--- start Given data ---

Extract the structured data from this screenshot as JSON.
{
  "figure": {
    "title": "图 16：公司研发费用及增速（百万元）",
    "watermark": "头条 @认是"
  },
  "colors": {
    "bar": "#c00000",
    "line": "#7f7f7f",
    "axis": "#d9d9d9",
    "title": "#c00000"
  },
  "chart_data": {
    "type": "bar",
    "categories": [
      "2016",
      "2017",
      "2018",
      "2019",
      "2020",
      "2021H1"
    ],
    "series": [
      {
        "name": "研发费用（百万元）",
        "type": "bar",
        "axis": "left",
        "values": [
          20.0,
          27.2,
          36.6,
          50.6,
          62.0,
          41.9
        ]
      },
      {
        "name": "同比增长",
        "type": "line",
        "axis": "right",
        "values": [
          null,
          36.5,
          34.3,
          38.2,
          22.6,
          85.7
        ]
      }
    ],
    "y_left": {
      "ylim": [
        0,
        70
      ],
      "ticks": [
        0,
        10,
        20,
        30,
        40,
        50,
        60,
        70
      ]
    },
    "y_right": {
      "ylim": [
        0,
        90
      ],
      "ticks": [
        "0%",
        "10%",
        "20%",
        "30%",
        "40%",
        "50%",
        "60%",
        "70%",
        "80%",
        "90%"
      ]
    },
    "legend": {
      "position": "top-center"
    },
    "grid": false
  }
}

--- end Given data ---

The exercise: Every entry must be retyped in full, exactly as given.

Response:
Extract the structured data from this screenshot as JSON.
{
  "figure": {
    "title": "图 16：公司研发费用及增速（百万元）",
    "watermark": "头条 @认是"
  },
  "colors": {
    "bar": "#c00000",
    "line": "#7f7f7f",
    "axis": "#d9d9d9",
    "title": "#c00000"
  },
  "chart_data": {
    "type": "bar",
    "categories": [
      "2016",
      "2017",
      "2018",
      "2019",
      "2020",
      "2021H1"
    ],
    "series": [
      {
        "name": "研发费用（百万元）",
        "type": "bar",
        "axis": "left",
        "values": [
          20.0,
          27.2,
          36.6,
          50.6,
          62.0,
          41.9
        ]
      },
      {
        "name": "同比增长",
        "type": "line",
        "axis": "right",
        "values": [
          null,
          36.5,
          34.3,
          38.2,
          22.6,
          85.7
        ]
      }
    ],
    "y_left": {
      "ylim": [
        0,
        70
      ],
      "ticks": [
        0,
        10,
        20,
        30,
        40,
        50,
        60,
        70
      ]
    },
    "y_right": {
      "ylim": [
        0,
        90
      ],
      "ticks": [
        "0%",
        "10%",
        "20%",
        "30%",
        "40%",
        "50%",
        "60%",
        "70%",
        "80%",
        "90%"
      ]
    },
    "legend": {
      "position": "top-center"
    },
    "grid": false
  }
}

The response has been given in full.